begin Raw data
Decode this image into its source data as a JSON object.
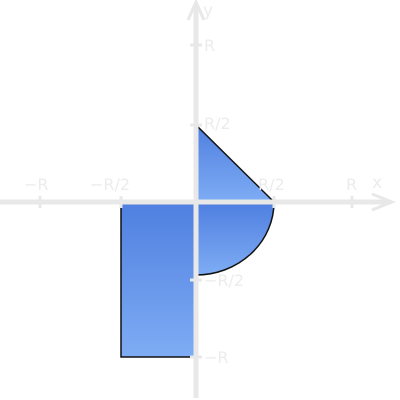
{
  "axes": {
    "x_label": "x",
    "y_label": "y",
    "color": "#e8e8e8"
  },
  "ticks": {
    "x_neg_r": "−R",
    "x_neg_half": "−R/2",
    "x_pos_half": "R/2",
    "x_pos_r": "R",
    "y_pos_r": "R",
    "y_pos_half": "R/2",
    "y_neg_half": "−R/2",
    "y_neg_r": "−R"
  },
  "region": {
    "fill_top": "#4f7fe0",
    "fill_bottom": "#7eacf4",
    "stroke": "#111111"
  }
}
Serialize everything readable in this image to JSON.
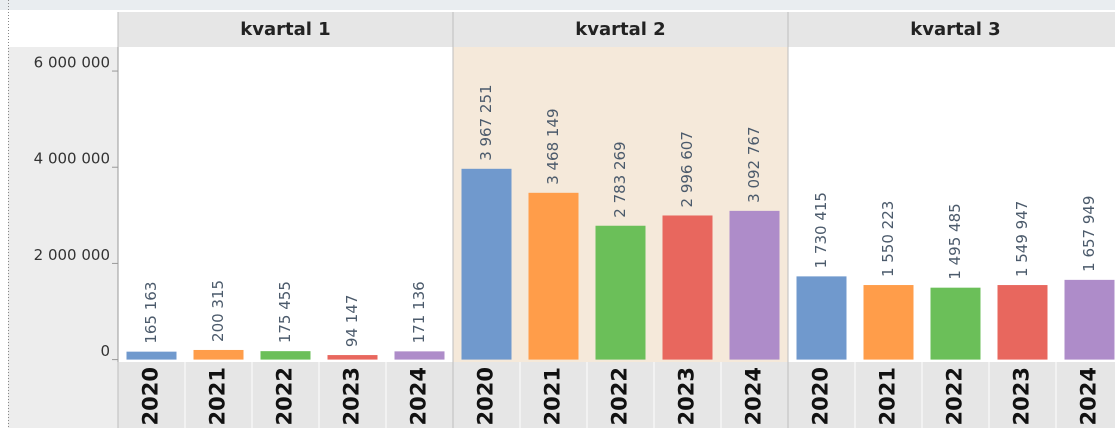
{
  "chart_data": {
    "type": "bar",
    "categories": [
      "2020",
      "2021",
      "2022",
      "2023",
      "2024"
    ],
    "colors": [
      "#7099cd",
      "#ff9d4a",
      "#6bbf59",
      "#e8675e",
      "#ae8cc9"
    ],
    "panels": [
      {
        "name": "kvartal 1",
        "values": [
          165163,
          200315,
          175455,
          94147,
          171136
        ],
        "value_labels": [
          "165 163",
          "200 315",
          "175 455",
          "94 147",
          "171 136"
        ]
      },
      {
        "name": "kvartal 2",
        "values": [
          3967251,
          3468149,
          2783269,
          2996607,
          3092767
        ],
        "value_labels": [
          "3 967 251",
          "3 468 149",
          "2 783 269",
          "2 996 607",
          "3 092 767"
        ]
      },
      {
        "name": "kvartal 3",
        "values": [
          1730415,
          1550223,
          1495485,
          1549947,
          1657949
        ],
        "value_labels": [
          "1 730 415",
          "1 550 223",
          "1 495 485",
          "1 549 947",
          "1 657 949"
        ]
      }
    ],
    "highlighted_panel": 1,
    "ylim": [
      -50000,
      6500000
    ],
    "yticks": [
      0,
      {
        "value": 2000000,
        "label": "2 000 000"
      },
      {
        "value": 4000000,
        "label": "4 000 000"
      },
      {
        "value": 6000000,
        "label": "6 000 000"
      }
    ]
  }
}
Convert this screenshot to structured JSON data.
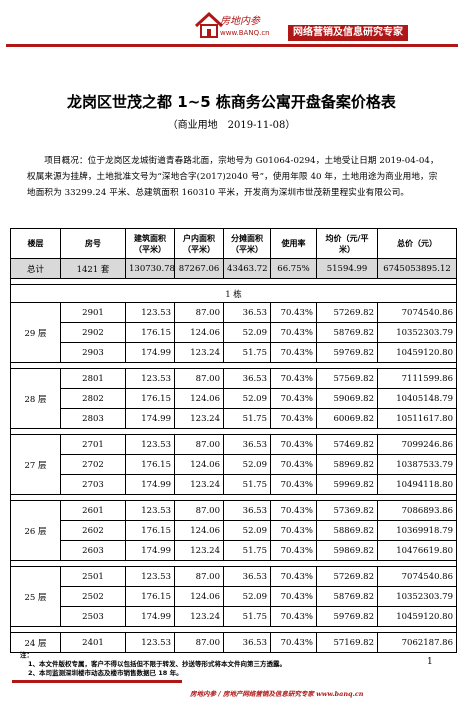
{
  "header": {
    "brand": "房地内参",
    "brand_url": "www.BANQ.cn",
    "tagline": "网络营销及信息研究专家"
  },
  "document": {
    "title": "龙岗区世茂之都 1~5 栋商务公寓开盘备案价格表",
    "subtitle": "（商业用地　2019-11-08）",
    "overview": "项目概况：位于龙岗区龙城街道青春路北面，宗地号为 G01064-0294，土地受让日期 2019-04-04，权属来源为挂牌，土地批准文号为“深地合字(2017)2040 号”，使用年限 40 年，土地用途为商业用地，宗地面积为 33299.24 平米、总建筑面积 160310 平米，开发商为深圳市世茂新里程实业有限公司。"
  },
  "table": {
    "headers": {
      "floor": "楼层",
      "room": "房号",
      "gross_area": "建筑面积（平米）",
      "inner_area": "户内面积（平米）",
      "shared_area": "分摊面积（平米）",
      "usage_rate": "使用率",
      "unit_price": "均价（元/平米）",
      "total_price": "总价（元）"
    },
    "total": {
      "label": "总计",
      "rooms": "1421 套",
      "gross_area": "130730.78",
      "inner_area": "87267.06",
      "shared_area": "43463.72",
      "usage_rate": "66.75%",
      "unit_price": "51594.99",
      "total_price": "6745053895.12"
    },
    "building_label": "1 栋",
    "floors": [
      {
        "floor": "29 层",
        "rows": [
          {
            "room": "2901",
            "gross": "123.53",
            "inner": "87.00",
            "shared": "36.53",
            "rate": "70.43%",
            "price": "57269.82",
            "total": "7074540.86"
          },
          {
            "room": "2902",
            "gross": "176.15",
            "inner": "124.06",
            "shared": "52.09",
            "rate": "70.43%",
            "price": "58769.82",
            "total": "10352303.79"
          },
          {
            "room": "2903",
            "gross": "174.99",
            "inner": "123.24",
            "shared": "51.75",
            "rate": "70.43%",
            "price": "59769.82",
            "total": "10459120.80"
          }
        ]
      },
      {
        "floor": "28 层",
        "rows": [
          {
            "room": "2801",
            "gross": "123.53",
            "inner": "87.00",
            "shared": "36.53",
            "rate": "70.43%",
            "price": "57569.82",
            "total": "7111599.86"
          },
          {
            "room": "2802",
            "gross": "176.15",
            "inner": "124.06",
            "shared": "52.09",
            "rate": "70.43%",
            "price": "59069.82",
            "total": "10405148.79"
          },
          {
            "room": "2803",
            "gross": "174.99",
            "inner": "123.24",
            "shared": "51.75",
            "rate": "70.43%",
            "price": "60069.82",
            "total": "10511617.80"
          }
        ]
      },
      {
        "floor": "27 层",
        "rows": [
          {
            "room": "2701",
            "gross": "123.53",
            "inner": "87.00",
            "shared": "36.53",
            "rate": "70.43%",
            "price": "57469.82",
            "total": "7099246.86"
          },
          {
            "room": "2702",
            "gross": "176.15",
            "inner": "124.06",
            "shared": "52.09",
            "rate": "70.43%",
            "price": "58969.82",
            "total": "10387533.79"
          },
          {
            "room": "2703",
            "gross": "174.99",
            "inner": "123.24",
            "shared": "51.75",
            "rate": "70.43%",
            "price": "59969.82",
            "total": "10494118.80"
          }
        ]
      },
      {
        "floor": "26 层",
        "rows": [
          {
            "room": "2601",
            "gross": "123.53",
            "inner": "87.00",
            "shared": "36.53",
            "rate": "70.43%",
            "price": "57369.82",
            "total": "7086893.86"
          },
          {
            "room": "2602",
            "gross": "176.15",
            "inner": "124.06",
            "shared": "52.09",
            "rate": "70.43%",
            "price": "58869.82",
            "total": "10369918.79"
          },
          {
            "room": "2603",
            "gross": "174.99",
            "inner": "123.24",
            "shared": "51.75",
            "rate": "70.43%",
            "price": "59869.82",
            "total": "10476619.80"
          }
        ]
      },
      {
        "floor": "25 层",
        "rows": [
          {
            "room": "2501",
            "gross": "123.53",
            "inner": "87.00",
            "shared": "36.53",
            "rate": "70.43%",
            "price": "57269.82",
            "total": "7074540.86"
          },
          {
            "room": "2502",
            "gross": "176.15",
            "inner": "124.06",
            "shared": "52.09",
            "rate": "70.43%",
            "price": "58769.82",
            "total": "10352303.79"
          },
          {
            "room": "2503",
            "gross": "174.99",
            "inner": "123.24",
            "shared": "51.75",
            "rate": "70.43%",
            "price": "59769.82",
            "total": "10459120.80"
          }
        ]
      },
      {
        "floor": "24 层",
        "rows": [
          {
            "room": "2401",
            "gross": "123.53",
            "inner": "87.00",
            "shared": "36.53",
            "rate": "70.43%",
            "price": "57169.82",
            "total": "7062187.86"
          }
        ]
      }
    ]
  },
  "notes": {
    "label": "注：",
    "items": [
      "1、本文件版权专属，客户不得以包括但不限于转发、抄送等形式将本文件向第三方透露。",
      "2、本司监测深圳楼市动态及楼市销售数据已 18 年。"
    ]
  },
  "page_number": "1",
  "footer": "房地内参 / 房地产网络营销及信息研究专家 www.banq.cn",
  "colors": {
    "brand_red": "#b01818",
    "total_row": "#d9d9d9"
  }
}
end Raw data
## [Task]
Pick out every line holding the string "this" and return it.

## [Exercise response]
Decode this image into its source data as a JSON object.
Serialize everything readable in this image to JSON.
Convert this screenshot to structured JSON data.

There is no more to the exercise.